◆ **TASK INSTRUCTIONS**
Gather every line from the entries below that includes "article".

(Stored data entries)
○ ○ ○ ○ ○ ○ ○
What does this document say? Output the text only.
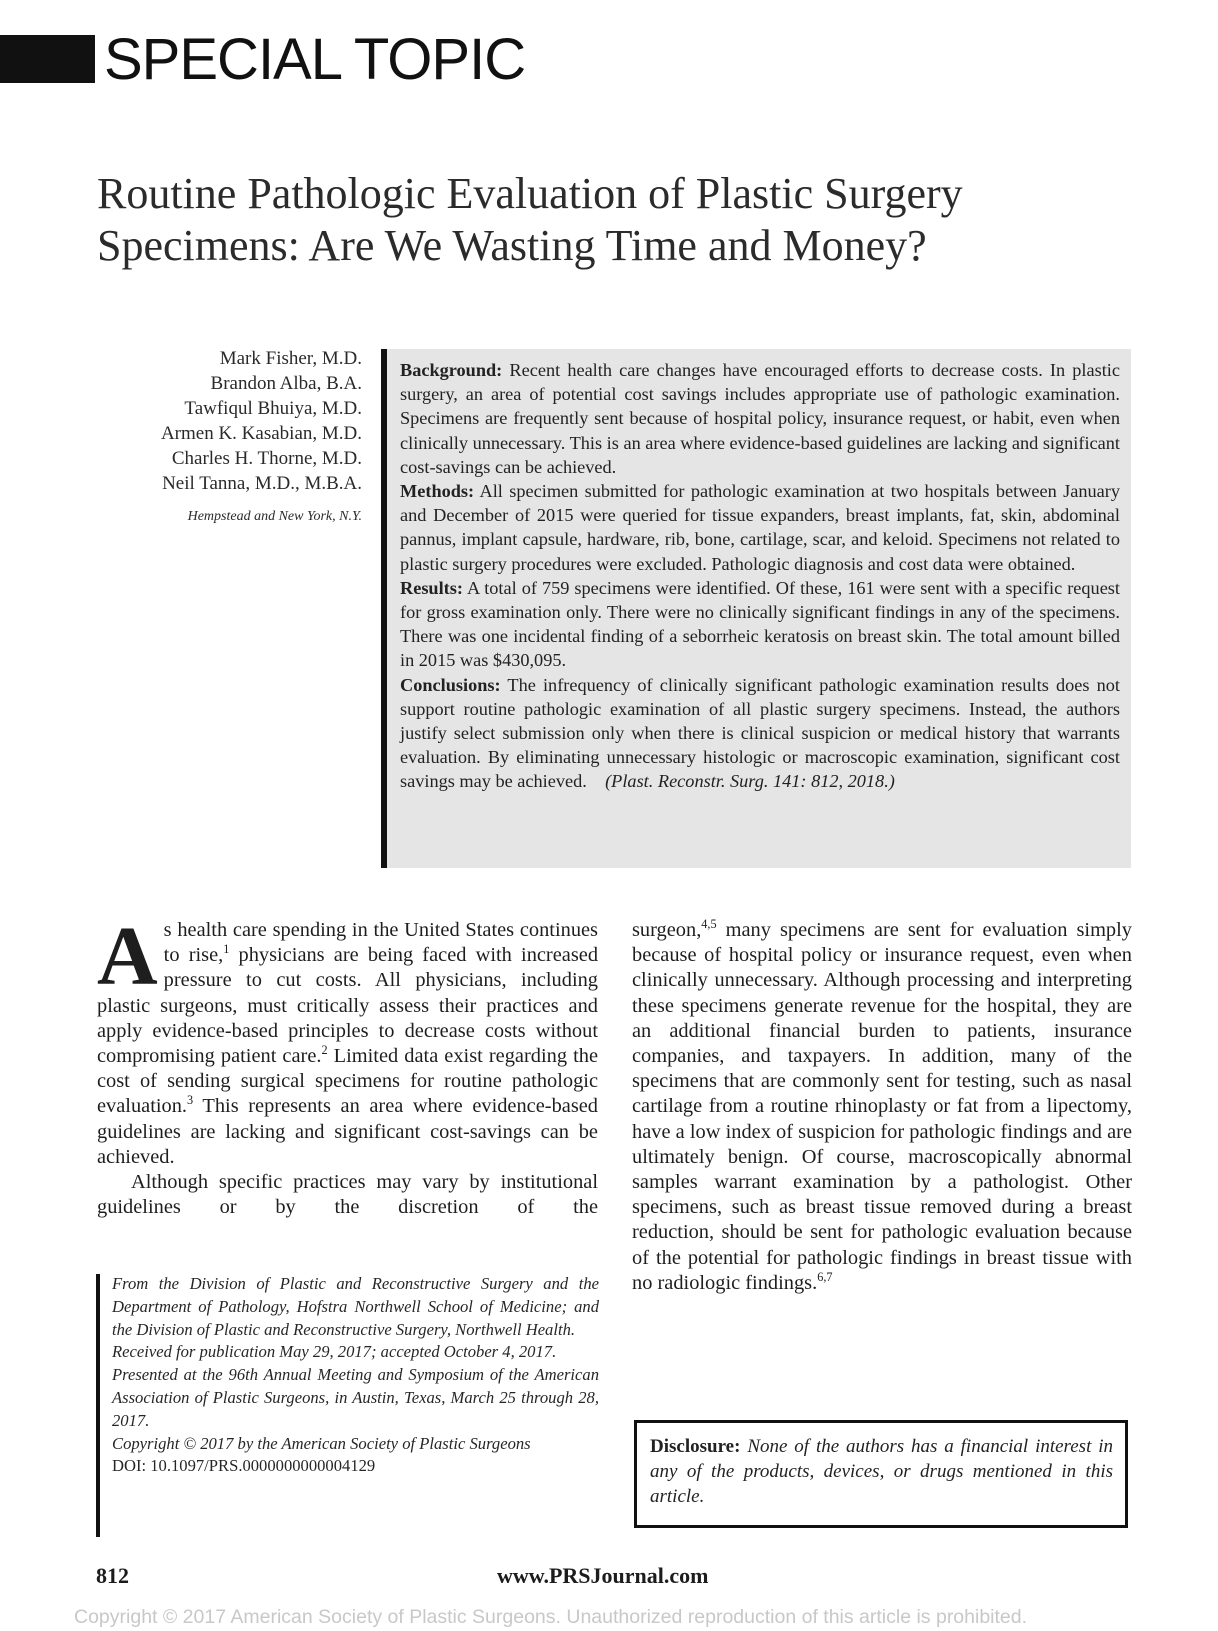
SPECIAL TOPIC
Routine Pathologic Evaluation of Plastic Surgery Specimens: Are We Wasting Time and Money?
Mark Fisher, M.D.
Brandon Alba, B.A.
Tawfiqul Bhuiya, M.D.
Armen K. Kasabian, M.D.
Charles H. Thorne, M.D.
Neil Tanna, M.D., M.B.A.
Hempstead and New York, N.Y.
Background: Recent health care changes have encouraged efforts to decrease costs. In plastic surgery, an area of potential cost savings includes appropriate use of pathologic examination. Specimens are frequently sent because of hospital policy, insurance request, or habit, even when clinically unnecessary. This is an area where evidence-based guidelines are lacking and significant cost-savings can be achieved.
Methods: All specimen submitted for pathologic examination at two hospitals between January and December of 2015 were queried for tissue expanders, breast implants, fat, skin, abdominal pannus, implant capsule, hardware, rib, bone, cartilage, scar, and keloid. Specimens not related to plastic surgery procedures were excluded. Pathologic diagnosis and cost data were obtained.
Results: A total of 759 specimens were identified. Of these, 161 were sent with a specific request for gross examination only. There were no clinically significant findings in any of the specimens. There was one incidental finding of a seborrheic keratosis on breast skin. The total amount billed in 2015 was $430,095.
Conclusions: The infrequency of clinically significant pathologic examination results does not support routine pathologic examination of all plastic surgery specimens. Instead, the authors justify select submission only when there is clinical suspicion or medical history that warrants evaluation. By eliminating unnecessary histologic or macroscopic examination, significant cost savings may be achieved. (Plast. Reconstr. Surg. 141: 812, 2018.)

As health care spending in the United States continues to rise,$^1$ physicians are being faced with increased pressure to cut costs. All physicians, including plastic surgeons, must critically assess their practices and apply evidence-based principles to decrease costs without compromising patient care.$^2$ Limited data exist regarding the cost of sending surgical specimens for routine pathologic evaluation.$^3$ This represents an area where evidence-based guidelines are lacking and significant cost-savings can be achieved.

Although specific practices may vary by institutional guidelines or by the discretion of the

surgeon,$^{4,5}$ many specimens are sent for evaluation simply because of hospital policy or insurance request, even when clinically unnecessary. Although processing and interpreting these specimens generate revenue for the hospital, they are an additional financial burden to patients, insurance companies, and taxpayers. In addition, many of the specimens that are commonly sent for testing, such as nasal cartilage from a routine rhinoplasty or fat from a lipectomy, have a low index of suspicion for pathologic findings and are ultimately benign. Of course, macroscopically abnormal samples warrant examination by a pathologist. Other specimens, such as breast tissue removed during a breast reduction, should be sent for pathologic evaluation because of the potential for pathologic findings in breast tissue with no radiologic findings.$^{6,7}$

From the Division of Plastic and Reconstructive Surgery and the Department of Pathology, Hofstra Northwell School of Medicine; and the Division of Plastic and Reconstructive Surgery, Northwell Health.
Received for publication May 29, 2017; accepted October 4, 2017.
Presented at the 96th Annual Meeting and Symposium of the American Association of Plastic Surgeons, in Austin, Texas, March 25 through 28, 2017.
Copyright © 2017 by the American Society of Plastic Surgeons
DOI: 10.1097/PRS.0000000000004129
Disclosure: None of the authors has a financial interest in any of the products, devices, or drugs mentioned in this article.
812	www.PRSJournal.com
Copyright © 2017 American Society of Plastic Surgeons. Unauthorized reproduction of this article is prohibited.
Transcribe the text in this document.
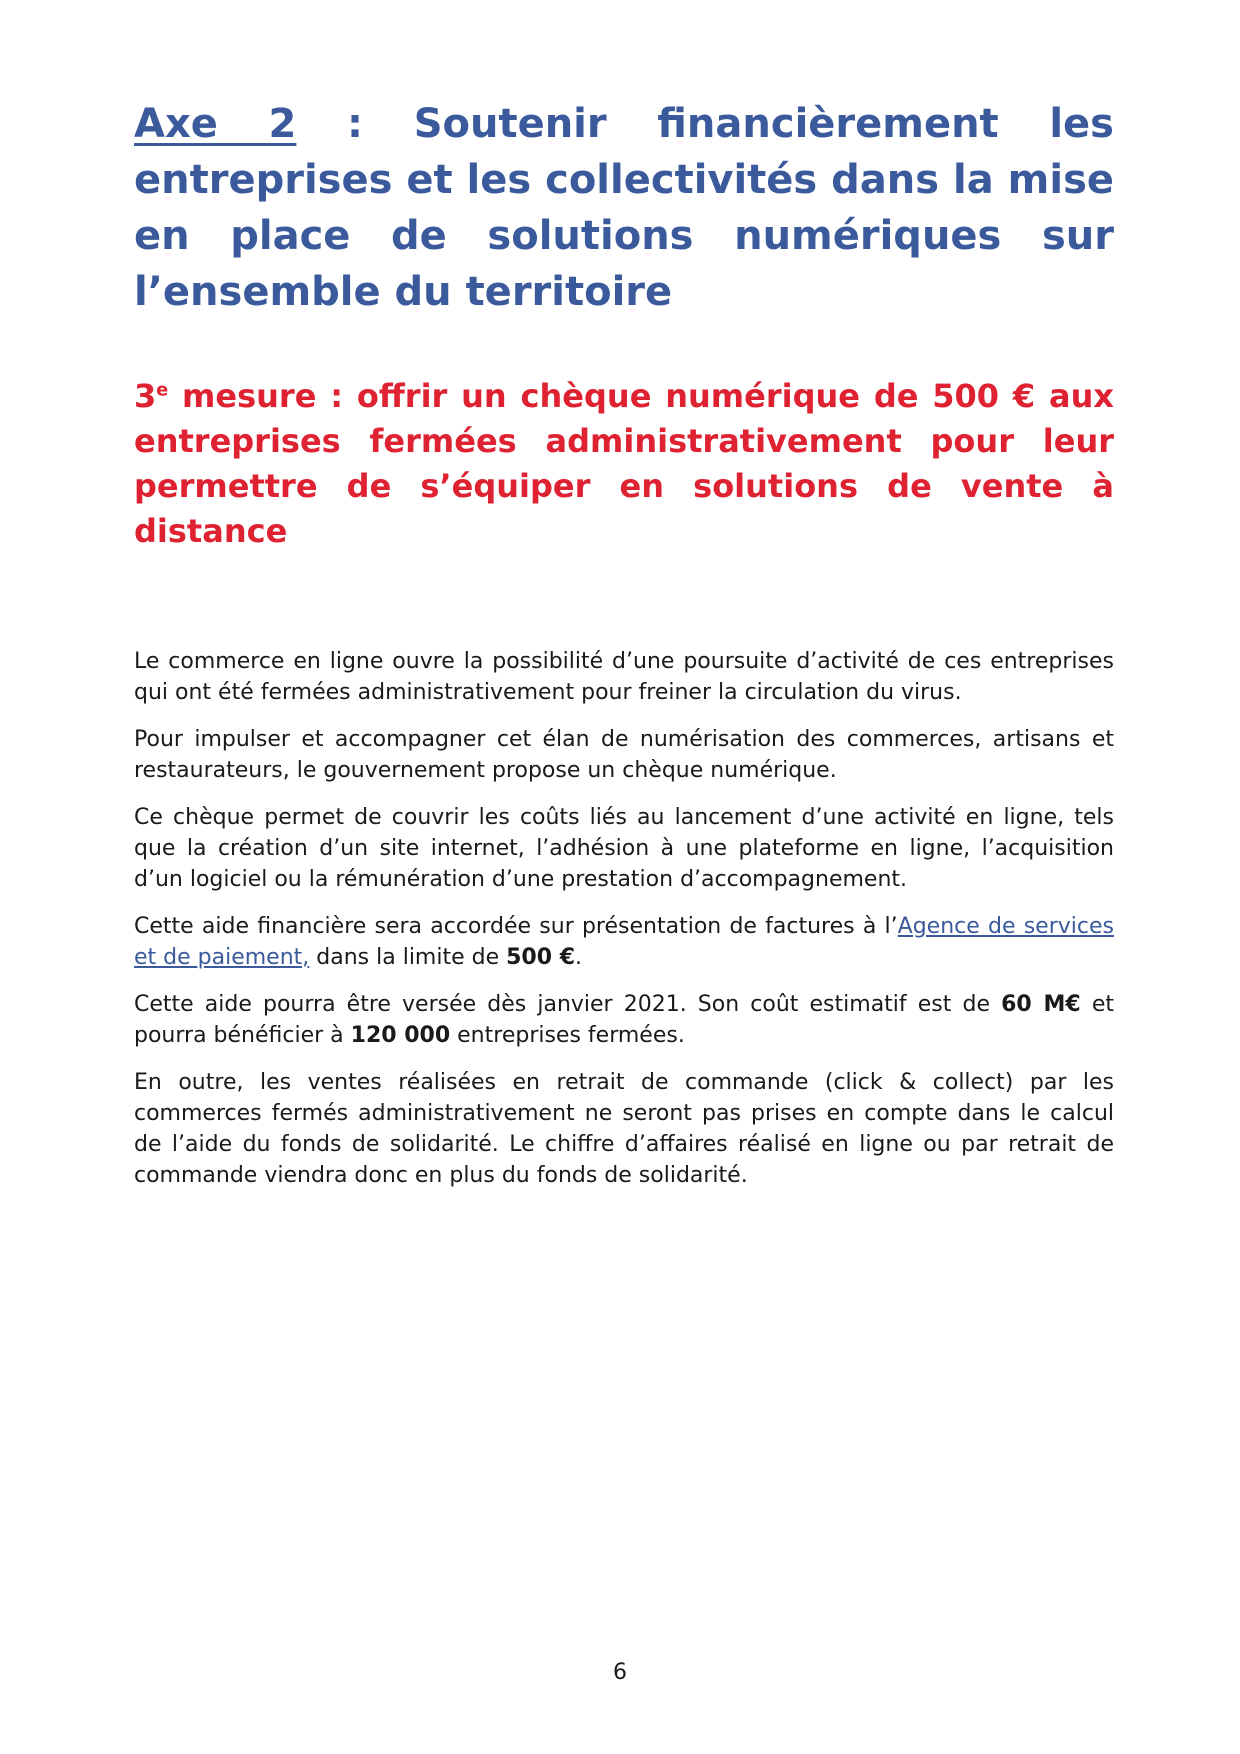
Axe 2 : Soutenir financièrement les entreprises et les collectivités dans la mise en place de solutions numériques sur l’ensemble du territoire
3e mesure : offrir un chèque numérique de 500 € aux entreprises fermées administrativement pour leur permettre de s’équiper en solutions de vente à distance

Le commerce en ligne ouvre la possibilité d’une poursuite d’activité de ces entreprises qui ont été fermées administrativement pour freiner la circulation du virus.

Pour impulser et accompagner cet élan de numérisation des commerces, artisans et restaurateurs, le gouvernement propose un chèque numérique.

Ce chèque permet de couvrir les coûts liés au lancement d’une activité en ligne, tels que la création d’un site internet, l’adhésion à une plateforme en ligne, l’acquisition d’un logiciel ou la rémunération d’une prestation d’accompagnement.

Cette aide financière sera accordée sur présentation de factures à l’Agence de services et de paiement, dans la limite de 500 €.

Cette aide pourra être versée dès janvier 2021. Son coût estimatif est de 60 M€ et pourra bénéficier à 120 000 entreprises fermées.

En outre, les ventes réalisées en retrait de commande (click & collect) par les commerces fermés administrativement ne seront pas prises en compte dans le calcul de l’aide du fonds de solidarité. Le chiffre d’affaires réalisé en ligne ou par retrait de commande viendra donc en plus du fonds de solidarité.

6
○ ○ ○ ○ ○ ○ ○
◆ **SOLUTION BELOW**
Disclosure: None of the authors has a financial interest in any of the products, devices, or drugs mentioned in this article.
Copyright © 2017 American Society of Plastic Surgeons. Unauthorized reproduction of this article is prohibited.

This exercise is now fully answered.